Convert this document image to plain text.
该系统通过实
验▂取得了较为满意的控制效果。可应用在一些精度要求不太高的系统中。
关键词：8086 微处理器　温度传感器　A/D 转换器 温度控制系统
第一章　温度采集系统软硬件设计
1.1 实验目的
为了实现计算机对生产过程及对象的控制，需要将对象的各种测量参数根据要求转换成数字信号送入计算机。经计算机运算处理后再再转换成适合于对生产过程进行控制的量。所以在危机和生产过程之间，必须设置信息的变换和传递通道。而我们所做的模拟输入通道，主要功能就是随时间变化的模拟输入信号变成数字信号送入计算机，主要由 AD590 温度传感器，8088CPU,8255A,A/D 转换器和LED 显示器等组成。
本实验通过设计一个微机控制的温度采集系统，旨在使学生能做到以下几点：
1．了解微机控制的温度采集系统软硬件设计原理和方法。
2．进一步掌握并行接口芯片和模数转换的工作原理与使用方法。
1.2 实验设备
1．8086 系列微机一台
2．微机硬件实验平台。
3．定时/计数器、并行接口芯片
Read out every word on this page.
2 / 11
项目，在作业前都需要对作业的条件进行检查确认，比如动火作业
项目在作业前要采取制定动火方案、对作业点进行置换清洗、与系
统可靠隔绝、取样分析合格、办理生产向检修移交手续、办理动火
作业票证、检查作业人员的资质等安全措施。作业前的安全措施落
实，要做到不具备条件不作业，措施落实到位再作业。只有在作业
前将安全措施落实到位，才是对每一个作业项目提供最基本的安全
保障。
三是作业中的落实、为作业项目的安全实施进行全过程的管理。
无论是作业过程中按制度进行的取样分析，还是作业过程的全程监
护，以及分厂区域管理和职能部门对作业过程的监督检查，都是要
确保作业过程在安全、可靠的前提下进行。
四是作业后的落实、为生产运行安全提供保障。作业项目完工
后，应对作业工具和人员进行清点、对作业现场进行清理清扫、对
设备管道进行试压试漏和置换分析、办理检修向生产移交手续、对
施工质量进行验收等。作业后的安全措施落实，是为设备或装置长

··········

• [Request] Restate each of the entries above verbatim.

• [Exercise answer]
Convert this document image to plain text.
该系统通过实
验▂取得了较为满意的控制效果。可应用在一些精度要求不太高的系统中。
关键词：8086 微处理器　温度传感器　A/D 转换器 温度控制系统
第一章　温度采集系统软硬件设计
1.1 实验目的
为了实现计算机对生产过程及对象的控制，需要将对象的各种测量参数根据要求转换成数字信号送入计算机。经计算机运算处理后再再转换成适合于对生产过程进行控制的量。所以在危机和生产过程之间，必须设置信息的变换和传递通道。而我们所做的模拟输入通道，主要功能就是随时间变化的模拟输入信号变成数字信号送入计算机，主要由 AD590 温度传感器，8088CPU,8255A,A/D 转换器和LED 显示器等组成。
本实验通过设计一个微机控制的温度采集系统，旨在使学生能做到以下几点：
1．了解微机控制的温度采集系统软硬件设计原理和方法。
2．进一步掌握并行接口芯片和模数转换的工作原理与使用方法。
1.2 实验设备
1．8086 系列微机一台
2．微机硬件实验平台。
3．定时/计数器、并行接口芯片
Read out every word on this page.
2 / 11
项目，在作业前都需要对作业的条件进行检查确认，比如动火作业
项目在作业前要采取制定动火方案、对作业点进行置换清洗、与系
统可靠隔绝、取样分析合格、办理生产向检修移交手续、办理动火
作业票证、检查作业人员的资质等安全措施。作业前的安全措施落
实，要做到不具备条件不作业，措施落实到位再作业。只有在作业
前将安全措施落实到位，才是对每一个作业项目提供最基本的安全
保障。
三是作业中的落实、为作业项目的安全实施进行全过程的管理。
无论是作业过程中按制度进行的取样分析，还是作业过程的全程监
护，以及分厂区域管理和职能部门对作业过程的监督检查，都是要
确保作业过程在安全、可靠的前提下进行。
四是作业后的落实、为生产运行安全提供保障。作业项目完工
后，应对作业工具和人员进行清点、对作业现场进行清理清扫、对
设备管道进行试压试漏和置换分析、办理检修向生产移交手续、对
施工质量进行验收等。作业后的安全措施落实，是为设备或装置长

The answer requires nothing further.